- WHAT IS NEEDED -
Transcribe the records that follow. Keep every word exactly, and drop the pictures.

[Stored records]
----

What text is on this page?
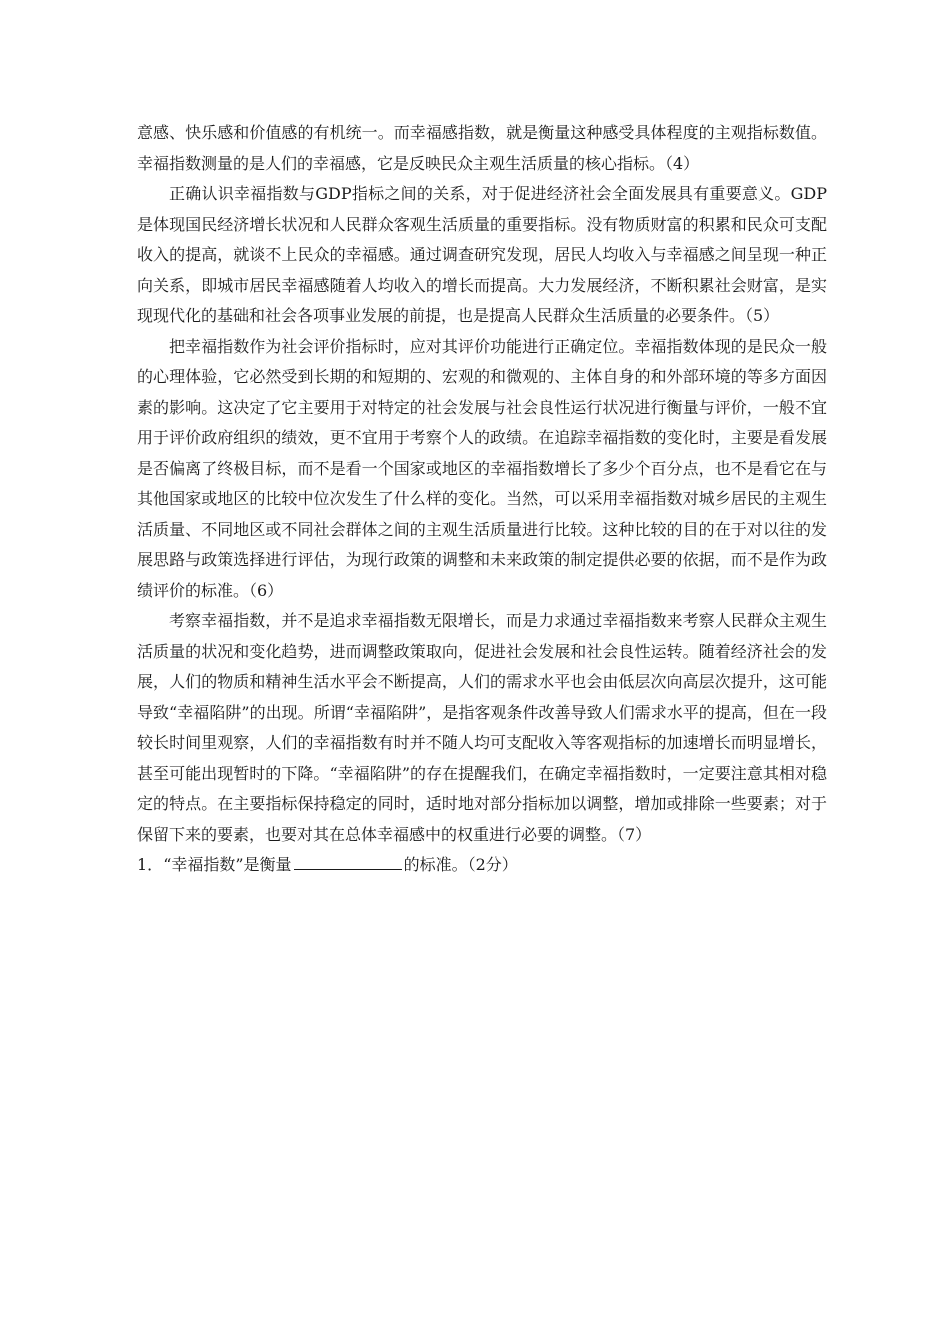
意感、快乐感和价值感的有机统一。而幸福感指数，就是衡量这种感受具体程度的主观指标数值。幸福指数测量的是人们的幸福感，它是反映民众主观生活质量的核心指标。（4）

正确认识幸福指数与GDP指标之间的关系，对于促进经济社会全面发展具有重要意义。GDP是体现国民经济增长状况和人民群众客观生活质量的重要指标。没有物质财富的积累和民众可支配收入的提高，就谈不上民众的幸福感。通过调查研究发现，居民人均收入与幸福感之间呈现一种正向关系，即城市居民幸福感随着人均收入的增长而提高。大力发展经济，不断积累社会财富，是实现现代化的基础和社会各项事业发展的前提，也是提高人民群众生活质量的必要条件。（5）

把幸福指数作为社会评价指标时，应对其评价功能进行正确定位。幸福指数体现的是民众一般的心理体验，它必然受到长期的和短期的、宏观的和微观的、主体自身的和外部环境的等多方面因素的影响。这决定了它主要用于对特定的社会发展与社会良性运行状况进行衡量与评价，一般不宜用于评价政府组织的绩效，更不宜用于考察个人的政绩。在追踪幸福指数的变化时，主要是看发展是否偏离了终极目标，而不是看一个国家或地区的幸福指数增长了多少个百分点，也不是看它在与其他国家或地区的比较中位次发生了什么样的变化。当然，可以采用幸福指数对城乡居民的主观生活质量、不同地区或不同社会群体之间的主观生活质量进行比较。这种比较的目的在于对以往的发展思路与政策选择进行评估，为现行政策的调整和未来政策的制定提供必要的依据，而不是作为政绩评价的标准。（6）

考察幸福指数，并不是追求幸福指数无限增长，而是力求通过幸福指数来考察人民群众主观生活质量的状况和变化趋势，进而调整政策取向，促进社会发展和社会良性运转。随着经济社会的发展，人们的物质和精神生活水平会不断提高，人们的需求水平也会由低层次向高层次提升，这可能导致“幸福陷阱”的出现。所谓“幸福陷阱”，是指客观条件改善导致人们需求水平的提高，但在一段较长时间里观察，人们的幸福指数有时并不随人均可支配收入等客观指标的加速增长而明显增长，甚至可能出现暂时的下降。“幸福陷阱”的存在提醒我们，在确定幸福指数时，一定要注意其相对稳定的特点。在主要指标保持稳定的同时，适时地对部分指标加以调整，增加或排除一些要素；对于保留下来的要素，也要对其在总体幸福感中的权重进行必要的调整。（7）

1．“幸福指数”是衡量	的标准。（2分）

----

- ANSWER TO THE EXERCISE -
What text is on this page?
意感、快乐感和价值感的有机统一。而幸福感指数，就是衡量这种感受具体程度的主观指标数值。幸福指数测量的是人们的幸福感，它是反映民众主观生活质量的核心指标。（4）

正确认识幸福指数与GDP指标之间的关系，对于促进经济社会全面发展具有重要意义。GDP是体现国民经济增长状况和人民群众客观生活质量的重要指标。没有物质财富的积累和民众可支配收入的提高，就谈不上民众的幸福感。通过调查研究发现，居民人均收入与幸福感之间呈现一种正向关系，即城市居民幸福感随着人均收入的增长而提高。大力发展经济，不断积累社会财富，是实现现代化的基础和社会各项事业发展的前提，也是提高人民群众生活质量的必要条件。（5）

把幸福指数作为社会评价指标时，应对其评价功能进行正确定位。幸福指数体现的是民众一般的心理体验，它必然受到长期的和短期的、宏观的和微观的、主体自身的和外部环境的等多方面因素的影响。这决定了它主要用于对特定的社会发展与社会良性运行状况进行衡量与评价，一般不宜用于评价政府组织的绩效，更不宜用于考察个人的政绩。在追踪幸福指数的变化时，主要是看发展是否偏离了终极目标，而不是看一个国家或地区的幸福指数增长了多少个百分点，也不是看它在与其他国家或地区的比较中位次发生了什么样的变化。当然，可以采用幸福指数对城乡居民的主观生活质量、不同地区或不同社会群体之间的主观生活质量进行比较。这种比较的目的在于对以往的发展思路与政策选择进行评估，为现行政策的调整和未来政策的制定提供必要的依据，而不是作为政绩评价的标准。（6）

考察幸福指数，并不是追求幸福指数无限增长，而是力求通过幸福指数来考察人民群众主观生活质量的状况和变化趋势，进而调整政策取向，促进社会发展和社会良性运转。随着经济社会的发展，人们的物质和精神生活水平会不断提高，人们的需求水平也会由低层次向高层次提升，这可能导致“幸福陷阱”的出现。所谓“幸福陷阱”，是指客观条件改善导致人们需求水平的提高，但在一段较长时间里观察，人们的幸福指数有时并不随人均可支配收入等客观指标的加速增长而明显增长，甚至可能出现暂时的下降。“幸福陷阱”的存在提醒我们，在确定幸福指数时，一定要注意其相对稳定的特点。在主要指标保持稳定的同时，适时地对部分指标加以调整，增加或排除一些要素；对于保留下来的要素，也要对其在总体幸福感中的权重进行必要的调整。（7）

1．“幸福指数”是衡量	的标准。（2分）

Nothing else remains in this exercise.